DESCRIPTION OF THE TASK: Extract each line holding the word "text" from the entries.

DATA FOR PROCESSING:
━━━━━━━━━━━━━━━━━━━━

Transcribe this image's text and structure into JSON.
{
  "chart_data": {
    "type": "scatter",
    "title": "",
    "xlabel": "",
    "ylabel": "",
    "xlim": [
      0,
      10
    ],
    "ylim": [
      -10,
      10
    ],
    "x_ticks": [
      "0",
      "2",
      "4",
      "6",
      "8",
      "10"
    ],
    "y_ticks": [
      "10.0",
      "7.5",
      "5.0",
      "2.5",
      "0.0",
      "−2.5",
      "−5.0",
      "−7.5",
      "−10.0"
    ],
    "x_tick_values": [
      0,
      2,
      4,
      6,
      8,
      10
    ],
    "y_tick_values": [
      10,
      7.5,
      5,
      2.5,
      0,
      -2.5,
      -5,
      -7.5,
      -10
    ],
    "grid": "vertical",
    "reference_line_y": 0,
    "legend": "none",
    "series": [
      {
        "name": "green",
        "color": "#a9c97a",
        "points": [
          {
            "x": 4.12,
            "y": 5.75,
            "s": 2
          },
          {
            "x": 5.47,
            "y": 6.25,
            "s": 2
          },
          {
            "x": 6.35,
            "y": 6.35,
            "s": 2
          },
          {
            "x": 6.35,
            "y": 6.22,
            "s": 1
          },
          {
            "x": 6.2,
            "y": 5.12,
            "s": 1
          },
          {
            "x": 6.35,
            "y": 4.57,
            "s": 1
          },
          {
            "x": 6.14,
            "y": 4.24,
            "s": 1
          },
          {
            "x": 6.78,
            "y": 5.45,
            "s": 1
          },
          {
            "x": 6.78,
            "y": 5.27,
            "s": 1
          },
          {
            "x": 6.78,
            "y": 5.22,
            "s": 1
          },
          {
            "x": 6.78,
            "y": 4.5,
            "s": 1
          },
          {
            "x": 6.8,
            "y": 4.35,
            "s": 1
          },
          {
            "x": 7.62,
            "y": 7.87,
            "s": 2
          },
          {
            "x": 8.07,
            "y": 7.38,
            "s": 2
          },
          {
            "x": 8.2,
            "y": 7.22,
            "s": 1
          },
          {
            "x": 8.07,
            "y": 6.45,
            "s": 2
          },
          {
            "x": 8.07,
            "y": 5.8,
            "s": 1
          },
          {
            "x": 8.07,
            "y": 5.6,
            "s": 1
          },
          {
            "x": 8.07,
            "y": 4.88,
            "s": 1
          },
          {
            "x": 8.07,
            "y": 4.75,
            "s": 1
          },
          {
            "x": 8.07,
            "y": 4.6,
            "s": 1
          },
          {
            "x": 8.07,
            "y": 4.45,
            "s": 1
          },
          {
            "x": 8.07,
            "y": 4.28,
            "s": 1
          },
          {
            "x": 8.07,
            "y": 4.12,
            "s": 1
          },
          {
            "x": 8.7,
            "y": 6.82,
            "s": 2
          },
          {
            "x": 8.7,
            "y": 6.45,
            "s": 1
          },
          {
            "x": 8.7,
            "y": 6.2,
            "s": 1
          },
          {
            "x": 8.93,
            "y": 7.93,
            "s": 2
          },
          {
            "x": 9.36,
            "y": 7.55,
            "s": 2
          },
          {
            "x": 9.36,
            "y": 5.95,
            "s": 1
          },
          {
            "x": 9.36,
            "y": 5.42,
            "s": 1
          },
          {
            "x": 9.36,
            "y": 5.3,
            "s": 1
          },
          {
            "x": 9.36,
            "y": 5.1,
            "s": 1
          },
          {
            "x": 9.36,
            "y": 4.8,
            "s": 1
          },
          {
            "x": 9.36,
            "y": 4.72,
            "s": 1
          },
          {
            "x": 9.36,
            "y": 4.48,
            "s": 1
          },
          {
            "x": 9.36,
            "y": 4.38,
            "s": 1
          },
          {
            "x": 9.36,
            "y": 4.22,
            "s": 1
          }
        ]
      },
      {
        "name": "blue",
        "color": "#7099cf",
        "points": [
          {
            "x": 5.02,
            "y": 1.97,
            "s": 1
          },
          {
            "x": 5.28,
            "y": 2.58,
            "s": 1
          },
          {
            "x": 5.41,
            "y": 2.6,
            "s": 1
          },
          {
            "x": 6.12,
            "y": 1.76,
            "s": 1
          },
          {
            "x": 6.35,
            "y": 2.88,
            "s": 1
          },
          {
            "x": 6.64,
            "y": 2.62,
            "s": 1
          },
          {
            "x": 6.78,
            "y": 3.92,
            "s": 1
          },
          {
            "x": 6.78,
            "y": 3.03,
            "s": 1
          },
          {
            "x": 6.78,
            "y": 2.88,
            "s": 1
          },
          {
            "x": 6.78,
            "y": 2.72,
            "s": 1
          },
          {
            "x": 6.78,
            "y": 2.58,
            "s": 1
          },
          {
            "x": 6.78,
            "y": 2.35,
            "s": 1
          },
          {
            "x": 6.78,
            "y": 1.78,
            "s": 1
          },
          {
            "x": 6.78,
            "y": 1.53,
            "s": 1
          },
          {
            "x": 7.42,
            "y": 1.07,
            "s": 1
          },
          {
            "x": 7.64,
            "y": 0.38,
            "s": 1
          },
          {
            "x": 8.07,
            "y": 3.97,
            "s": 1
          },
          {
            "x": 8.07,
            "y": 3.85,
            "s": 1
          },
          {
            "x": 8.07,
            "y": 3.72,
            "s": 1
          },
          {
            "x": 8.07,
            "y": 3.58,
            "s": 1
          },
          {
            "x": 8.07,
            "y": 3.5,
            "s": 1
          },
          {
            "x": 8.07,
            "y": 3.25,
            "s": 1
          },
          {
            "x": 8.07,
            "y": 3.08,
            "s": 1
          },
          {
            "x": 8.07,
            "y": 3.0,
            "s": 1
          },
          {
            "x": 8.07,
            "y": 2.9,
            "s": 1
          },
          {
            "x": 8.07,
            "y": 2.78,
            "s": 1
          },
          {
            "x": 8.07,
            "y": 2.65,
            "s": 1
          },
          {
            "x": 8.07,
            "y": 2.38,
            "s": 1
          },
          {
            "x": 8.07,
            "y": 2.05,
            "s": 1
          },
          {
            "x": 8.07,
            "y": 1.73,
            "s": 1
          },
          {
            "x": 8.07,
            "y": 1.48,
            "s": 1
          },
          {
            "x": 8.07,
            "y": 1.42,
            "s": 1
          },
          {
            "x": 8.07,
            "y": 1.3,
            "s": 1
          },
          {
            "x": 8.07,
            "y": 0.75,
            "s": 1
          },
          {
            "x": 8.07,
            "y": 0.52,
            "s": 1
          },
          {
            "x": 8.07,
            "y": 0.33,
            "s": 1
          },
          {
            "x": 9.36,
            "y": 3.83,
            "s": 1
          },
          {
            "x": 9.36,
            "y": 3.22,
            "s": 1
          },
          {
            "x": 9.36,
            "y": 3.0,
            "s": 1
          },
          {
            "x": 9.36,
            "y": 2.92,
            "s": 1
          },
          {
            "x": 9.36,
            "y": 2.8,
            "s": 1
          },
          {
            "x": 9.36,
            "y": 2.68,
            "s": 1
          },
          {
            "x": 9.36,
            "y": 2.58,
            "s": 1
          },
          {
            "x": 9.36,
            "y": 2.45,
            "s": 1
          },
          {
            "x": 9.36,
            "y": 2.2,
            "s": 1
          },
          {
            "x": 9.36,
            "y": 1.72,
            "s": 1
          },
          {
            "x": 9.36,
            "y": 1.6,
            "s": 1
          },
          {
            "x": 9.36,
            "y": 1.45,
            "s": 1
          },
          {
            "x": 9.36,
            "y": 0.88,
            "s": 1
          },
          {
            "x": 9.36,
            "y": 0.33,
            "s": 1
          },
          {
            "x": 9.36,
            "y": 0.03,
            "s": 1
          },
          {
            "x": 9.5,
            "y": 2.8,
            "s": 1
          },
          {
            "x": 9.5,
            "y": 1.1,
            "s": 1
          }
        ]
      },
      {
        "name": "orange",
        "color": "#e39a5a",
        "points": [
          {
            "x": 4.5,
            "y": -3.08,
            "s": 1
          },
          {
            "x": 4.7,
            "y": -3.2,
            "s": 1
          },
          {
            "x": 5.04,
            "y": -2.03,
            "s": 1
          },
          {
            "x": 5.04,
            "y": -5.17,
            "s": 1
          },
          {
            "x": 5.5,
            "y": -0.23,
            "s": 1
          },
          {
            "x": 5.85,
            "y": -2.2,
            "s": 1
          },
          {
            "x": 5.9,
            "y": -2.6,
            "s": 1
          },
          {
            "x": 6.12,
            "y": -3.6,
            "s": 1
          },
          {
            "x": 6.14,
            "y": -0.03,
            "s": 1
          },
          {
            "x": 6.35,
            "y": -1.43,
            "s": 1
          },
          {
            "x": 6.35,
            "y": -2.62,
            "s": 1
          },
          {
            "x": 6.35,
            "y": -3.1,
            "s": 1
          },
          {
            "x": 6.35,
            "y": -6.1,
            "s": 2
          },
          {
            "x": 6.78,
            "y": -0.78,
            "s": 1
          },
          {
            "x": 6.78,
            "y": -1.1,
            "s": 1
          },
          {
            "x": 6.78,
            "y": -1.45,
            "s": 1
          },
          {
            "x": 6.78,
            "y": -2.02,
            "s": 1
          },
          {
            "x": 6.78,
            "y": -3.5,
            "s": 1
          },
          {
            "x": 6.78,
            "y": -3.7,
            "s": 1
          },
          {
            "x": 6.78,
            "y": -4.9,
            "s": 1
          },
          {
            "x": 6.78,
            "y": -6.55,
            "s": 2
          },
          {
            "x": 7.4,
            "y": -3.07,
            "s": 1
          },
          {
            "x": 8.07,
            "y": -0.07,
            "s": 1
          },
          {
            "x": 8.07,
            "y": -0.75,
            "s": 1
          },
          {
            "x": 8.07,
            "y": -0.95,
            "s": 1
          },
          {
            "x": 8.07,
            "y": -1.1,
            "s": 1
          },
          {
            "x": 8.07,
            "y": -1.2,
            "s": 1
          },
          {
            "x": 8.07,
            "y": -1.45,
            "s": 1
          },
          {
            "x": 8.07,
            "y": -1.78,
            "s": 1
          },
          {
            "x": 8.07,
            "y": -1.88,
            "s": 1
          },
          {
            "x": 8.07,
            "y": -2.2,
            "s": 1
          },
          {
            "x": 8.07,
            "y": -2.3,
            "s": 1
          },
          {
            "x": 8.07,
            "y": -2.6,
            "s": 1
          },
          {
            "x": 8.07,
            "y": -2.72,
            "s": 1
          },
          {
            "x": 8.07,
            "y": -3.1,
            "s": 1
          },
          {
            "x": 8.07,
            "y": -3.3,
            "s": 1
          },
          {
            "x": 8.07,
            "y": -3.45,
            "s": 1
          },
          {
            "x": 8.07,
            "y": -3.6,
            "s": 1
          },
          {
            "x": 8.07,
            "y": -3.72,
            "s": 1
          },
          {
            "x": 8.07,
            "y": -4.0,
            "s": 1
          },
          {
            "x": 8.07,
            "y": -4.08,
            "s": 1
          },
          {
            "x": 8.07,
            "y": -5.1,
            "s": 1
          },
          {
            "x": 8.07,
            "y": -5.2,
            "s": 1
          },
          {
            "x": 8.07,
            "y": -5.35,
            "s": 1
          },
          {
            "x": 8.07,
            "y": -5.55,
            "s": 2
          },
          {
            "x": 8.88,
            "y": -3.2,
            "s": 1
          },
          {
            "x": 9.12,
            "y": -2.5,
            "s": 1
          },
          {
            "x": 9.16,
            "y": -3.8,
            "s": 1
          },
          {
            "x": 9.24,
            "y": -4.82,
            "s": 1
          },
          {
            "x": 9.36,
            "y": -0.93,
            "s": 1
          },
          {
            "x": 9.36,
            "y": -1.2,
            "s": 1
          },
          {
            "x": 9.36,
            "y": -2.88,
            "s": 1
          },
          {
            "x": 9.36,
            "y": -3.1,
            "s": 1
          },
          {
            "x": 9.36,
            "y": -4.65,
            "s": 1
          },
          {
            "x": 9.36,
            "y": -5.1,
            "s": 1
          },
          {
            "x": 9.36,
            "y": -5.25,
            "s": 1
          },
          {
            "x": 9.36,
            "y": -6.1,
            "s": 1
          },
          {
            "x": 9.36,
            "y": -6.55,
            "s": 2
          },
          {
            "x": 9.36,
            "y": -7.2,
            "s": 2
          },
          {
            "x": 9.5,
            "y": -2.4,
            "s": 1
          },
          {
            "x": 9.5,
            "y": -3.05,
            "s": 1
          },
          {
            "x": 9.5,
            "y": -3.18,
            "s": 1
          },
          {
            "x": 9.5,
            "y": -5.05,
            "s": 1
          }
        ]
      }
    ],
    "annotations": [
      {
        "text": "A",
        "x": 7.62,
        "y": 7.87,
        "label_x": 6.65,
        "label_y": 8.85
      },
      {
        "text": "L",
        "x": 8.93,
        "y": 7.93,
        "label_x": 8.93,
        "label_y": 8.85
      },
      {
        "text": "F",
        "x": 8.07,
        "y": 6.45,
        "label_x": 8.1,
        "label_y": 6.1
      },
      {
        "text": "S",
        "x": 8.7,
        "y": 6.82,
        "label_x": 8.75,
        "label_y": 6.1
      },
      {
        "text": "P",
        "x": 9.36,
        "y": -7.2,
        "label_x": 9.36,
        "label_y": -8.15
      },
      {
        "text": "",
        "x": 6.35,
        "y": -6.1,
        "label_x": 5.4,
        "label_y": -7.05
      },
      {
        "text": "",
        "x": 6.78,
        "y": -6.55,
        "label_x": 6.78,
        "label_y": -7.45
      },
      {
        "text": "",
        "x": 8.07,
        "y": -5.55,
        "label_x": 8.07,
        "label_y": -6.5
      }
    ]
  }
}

━━━━━━━━━━━━━━━━━━━━

PROBLEM SOLUTION:
Transcribe this image's text and structure into JSON.
        "text": "A",
        "text": "L",
        "text": "F",
        "text": "S",
        "text": "P",
        "text": "",
        "text": "",
        "text": "",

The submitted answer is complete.